-- Work to complete --
Reproduce all of the data below without alteration; exclude every picture.

Dataset items:
- - - - -

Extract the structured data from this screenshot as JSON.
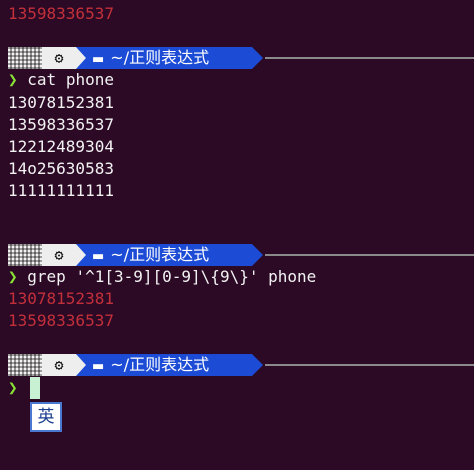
{
  "top_output": {
    "line": "13598336537"
  },
  "prompt": {
    "os_icon": "gear-icon",
    "folder_icon": "folder-icon",
    "path": "~/正则表达式"
  },
  "chevron": "❯",
  "cmd1": {
    "text": "cat phone",
    "output": [
      "13078152381",
      "13598336537",
      "12212489304",
      "14o25630583",
      "11111111111"
    ]
  },
  "cmd2": {
    "text": "grep '^1[3-9][0-9]\\{9\\}' phone",
    "output": [
      "13078152381",
      "13598336537"
    ]
  },
  "ime": {
    "label": "英"
  },
  "colors": {
    "background": "#2c0a26",
    "path_segment": "#1c4bd6",
    "match_output": "#c3303a",
    "chevron": "#8ae234"
  }
}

- - - - -

-- Result below --
Extract the structured data from this screenshot as JSON.
{
  "top_output": {
    "line": "13598336537"
  },
  "prompt": {
    "os_icon": "gear-icon",
    "folder_icon": "folder-icon",
    "path": "~/正则表达式"
  },
  "chevron": "❯",
  "cmd1": {
    "text": "cat phone",
    "output": [
      "13078152381",
      "13598336537",
      "12212489304",
      "14o25630583",
      "11111111111"
    ]
  },
  "cmd2": {
    "text": "grep '^1[3-9][0-9]\\{9\\}' phone",
    "output": [
      "13078152381",
      "13598336537"
    ]
  },
  "ime": {
    "label": "英"
  },
  "colors": {
    "background": "#2c0a26",
    "path_segment": "#1c4bd6",
    "match_output": "#c3303a",
    "chevron": "#8ae234"
  }
}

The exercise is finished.